■ Challenge ■
Transcribe the material verbatim in full; the pictures do not belong in the copy.

■ Dataset records ■
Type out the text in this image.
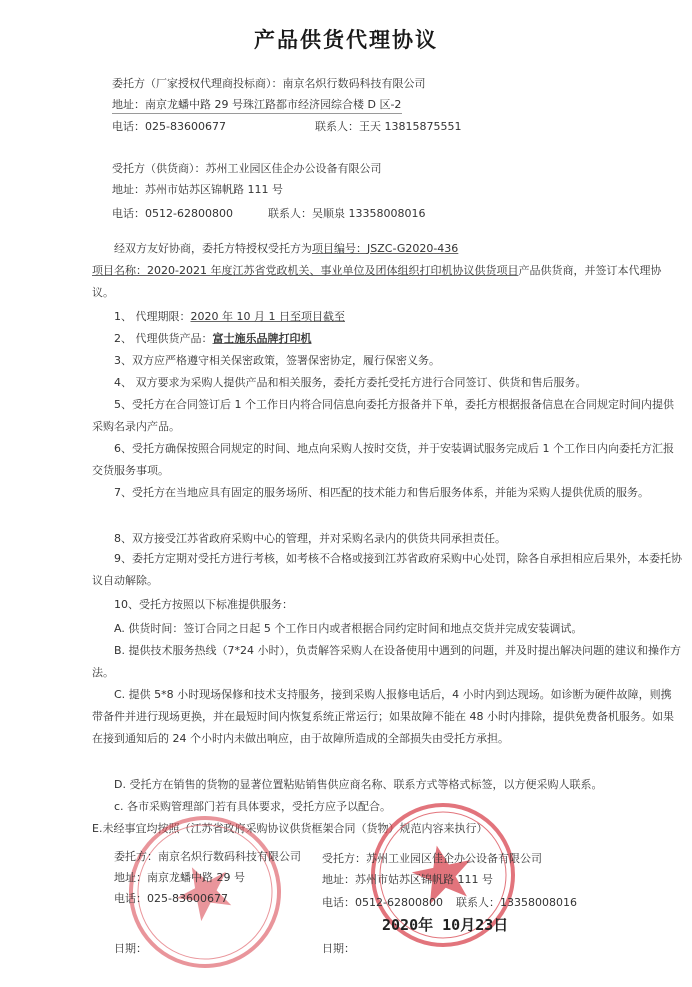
产品供货代理协议
委托方（厂家授权代理商投标商）：南京名炽行数码科技有限公司
地址：南京龙蟠中路 29 号珠江路都市经济园综合楼 D 区-2
电话：025-83600677	联系人：王天 13815875551
受托方（供货商）：苏州工业园区佳企办公设备有限公司
地址：苏州市姑苏区锦帆路 111 号
电话：0512-62800800	联系人：吴顺泉 13358008016
经双方友好协商，委托方特授权受托方为项目编号：JSZC-G2020-436
项目名称：2020-2021 年度江苏省党政机关、事业单位及团体组织打印机协议供货项目产品供货商，并签订本代理协议。
1、 代理期限：2020 年 10 月 1 日至项目截至
2、 代理供货产品：富士施乐品牌打印机
3、双方应严格遵守相关保密政策，签署保密协定，履行保密义务。
4、 双方要求为采购人提供产品和相关服务，委托方委托受托方进行合同签订、供货和售后服务。
5、受托方在合同签订后 1 个工作日内将合同信息向委托方报备并下单，委托方根据报备信息在合同规定时间内提供采购名录内产品。
6、受托方确保按照合同规定的时间、地点向采购人按时交货，并于安装调试服务完成后 1 个工作日内向委托方汇报交货服务事项。
7、受托方在当地应具有固定的服务场所、相匹配的技术能力和售后服务体系，并能为采购人提供优质的服务。
8、双方接受江苏省政府采购中心的管理，并对采购名录内的供货共同承担责任。
9、委托方定期对受托方进行考核，如考核不合格或接到江苏省政府采购中心处罚，除各自承担相应后果外，本委托协议自动解除。
10、受托方按照以下标准提供服务：
A. 供货时间：签订合同之日起 5 个工作日内或者根据合同约定时间和地点交货并完成安装调试。
B. 提供技术服务热线（7*24 小时），负责解答采购人在设备使用中遇到的问题，并及时提出解决问题的建议和操作方法。
C. 提供 5*8 小时现场保修和技术支持服务，接到采购人报修电话后，4 小时内到达现场。如诊断为硬件故障，则携带备件并进行现场更换，并在最短时间内恢复系统正常运行；如果故障不能在 48 小时内排除，提供免费备机服务。如果在接到通知后的 24 个小时内未做出响应，由于故障所造成的全部损失由受托方承担。
D. 受托方在销售的货物的显著位置粘贴销售供应商名称、联系方式等格式标签，以方便采购人联系。
c. 各市采购管理部门若有具体要求，受托方应予以配合。
E.未经事宜均按照（江苏省政府采购协议供货框架合同（货物）规范内容来执行）
委托方：南京名炽行数码科技有限公司
地址：南京龙蟠中路 29 号
电话：025-83600677
日期：
受托方：苏州工业园区佳企办公设备有限公司
地址：苏州市姑苏区锦帆路 111 号
电话：0512-62800800 联系人：13358008016
2020年 10月23日
日期：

■ Written solution ■
Type out the text in this image.
产品供货代理协议
委托方（厂家授权代理商投标商）：南京名炽行数码科技有限公司
地址：南京龙蟠中路 29 号珠江路都市经济园综合楼 D 区-2
电话：025-83600677	联系人：王天 13815875551
受托方（供货商）：苏州工业园区佳企办公设备有限公司
地址：苏州市姑苏区锦帆路 111 号
电话：0512-62800800	联系人：吴顺泉 13358008016
经双方友好协商，委托方特授权受托方为项目编号：JSZC-G2020-436
项目名称：2020-2021 年度江苏省党政机关、事业单位及团体组织打印机协议供货项目产品供货商，并签订本代理协议。
1、 代理期限：2020 年 10 月 1 日至项目截至
2、 代理供货产品：富士施乐品牌打印机
3、双方应严格遵守相关保密政策，签署保密协定，履行保密义务。
4、 双方要求为采购人提供产品和相关服务，委托方委托受托方进行合同签订、供货和售后服务。
5、受托方在合同签订后 1 个工作日内将合同信息向委托方报备并下单，委托方根据报备信息在合同规定时间内提供采购名录内产品。
6、受托方确保按照合同规定的时间、地点向采购人按时交货，并于安装调试服务完成后 1 个工作日内向委托方汇报交货服务事项。
7、受托方在当地应具有固定的服务场所、相匹配的技术能力和售后服务体系，并能为采购人提供优质的服务。
8、双方接受江苏省政府采购中心的管理，并对采购名录内的供货共同承担责任。
9、委托方定期对受托方进行考核，如考核不合格或接到江苏省政府采购中心处罚，除各自承担相应后果外，本委托协议自动解除。
10、受托方按照以下标准提供服务：
A. 供货时间：签订合同之日起 5 个工作日内或者根据合同约定时间和地点交货并完成安装调试。
B. 提供技术服务热线（7*24 小时），负责解答采购人在设备使用中遇到的问题，并及时提出解决问题的建议和操作方法。
C. 提供 5*8 小时现场保修和技术支持服务，接到采购人报修电话后，4 小时内到达现场。如诊断为硬件故障，则携带备件并进行现场更换，并在最短时间内恢复系统正常运行；如果故障不能在 48 小时内排除，提供免费备机服务。如果在接到通知后的 24 个小时内未做出响应，由于故障所造成的全部损失由受托方承担。
D. 受托方在销售的货物的显著位置粘贴销售供应商名称、联系方式等格式标签，以方便采购人联系。
c. 各市采购管理部门若有具体要求，受托方应予以配合。
E.未经事宜均按照（江苏省政府采购协议供货框架合同（货物）规范内容来执行）
委托方：南京名炽行数码科技有限公司
地址：南京龙蟠中路 29 号
电话：025-83600677
日期：
受托方：苏州工业园区佳企办公设备有限公司
地址：苏州市姑苏区锦帆路 111 号
电话：0512-62800800 联系人：13358008016
2020年 10月23日
日期：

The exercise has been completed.